TASK INSTRUCTIONS :: Return all of the data exactly, with nothing left out but the pictures.
BEGIN DATASET CONTENT
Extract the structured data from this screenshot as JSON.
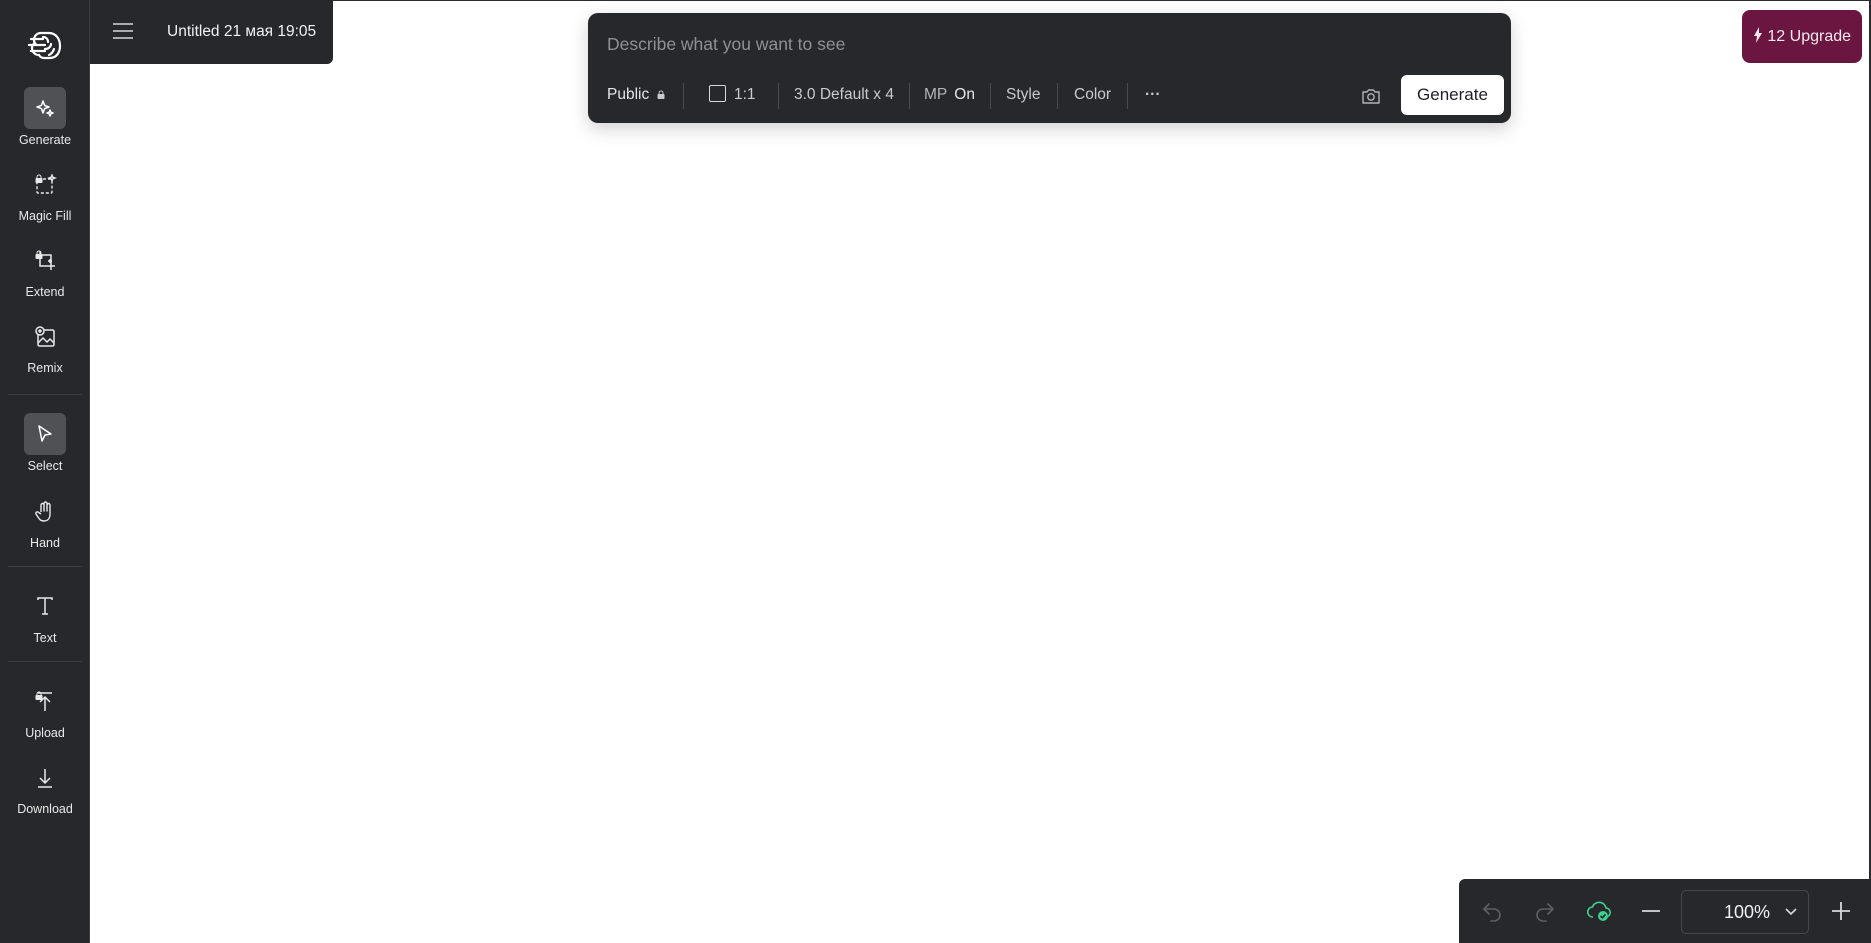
{
  "document": {
    "title": "Untitled 21 мая 19:05"
  },
  "sidebar": {
    "tools": [
      {
        "label": "Generate",
        "icon": "sparkle-icon",
        "active": true
      },
      {
        "label": "Magic Fill",
        "icon": "magic-fill-icon",
        "locked": true
      },
      {
        "label": "Extend",
        "icon": "crop-extend-icon",
        "locked": true
      },
      {
        "label": "Remix",
        "icon": "image-add-icon"
      },
      {
        "label": "Select",
        "icon": "cursor-icon",
        "active": true
      },
      {
        "label": "Hand",
        "icon": "hand-icon"
      },
      {
        "label": "Text",
        "icon": "text-icon"
      },
      {
        "label": "Upload",
        "icon": "upload-icon",
        "locked": true
      },
      {
        "label": "Download",
        "icon": "download-icon"
      }
    ]
  },
  "prompt": {
    "placeholder": "Describe what you want to see",
    "options": {
      "visibility": "Public",
      "aspect_ratio": "1:1",
      "model": "3.0 Default x 4",
      "mp_label": "MP",
      "mp_value": "On",
      "style": "Style",
      "color": "Color",
      "more": "···"
    },
    "generate_label": "Generate"
  },
  "upgrade": {
    "credits": "12",
    "label": "Upgrade"
  },
  "bottom_bar": {
    "zoom": "100%"
  },
  "colors": {
    "panel": "#27282b",
    "upgrade_bg": "#6b1640",
    "cloud_ok": "#3fcf8e"
  }
}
END DATASET CONTENT
RESPONSE TO THE TASK ::
Extract the structured data from this screenshot as JSON.
{
  "document": {
    "title": "Untitled 21 мая 19:05"
  },
  "sidebar": {
    "tools": [
      {
        "label": "Generate",
        "icon": "sparkle-icon",
        "active": true
      },
      {
        "label": "Magic Fill",
        "icon": "magic-fill-icon",
        "locked": true
      },
      {
        "label": "Extend",
        "icon": "crop-extend-icon",
        "locked": true
      },
      {
        "label": "Remix",
        "icon": "image-add-icon"
      },
      {
        "label": "Select",
        "icon": "cursor-icon",
        "active": true
      },
      {
        "label": "Hand",
        "icon": "hand-icon"
      },
      {
        "label": "Text",
        "icon": "text-icon"
      },
      {
        "label": "Upload",
        "icon": "upload-icon",
        "locked": true
      },
      {
        "label": "Download",
        "icon": "download-icon"
      }
    ]
  },
  "prompt": {
    "placeholder": "Describe what you want to see",
    "options": {
      "visibility": "Public",
      "aspect_ratio": "1:1",
      "model": "3.0 Default x 4",
      "mp_label": "MP",
      "mp_value": "On",
      "style": "Style",
      "color": "Color",
      "more": "···"
    },
    "generate_label": "Generate"
  },
  "upgrade": {
    "credits": "12",
    "label": "Upgrade"
  },
  "bottom_bar": {
    "zoom": "100%"
  },
  "colors": {
    "panel": "#27282b",
    "upgrade_bg": "#6b1640",
    "cloud_ok": "#3fcf8e"
  }
}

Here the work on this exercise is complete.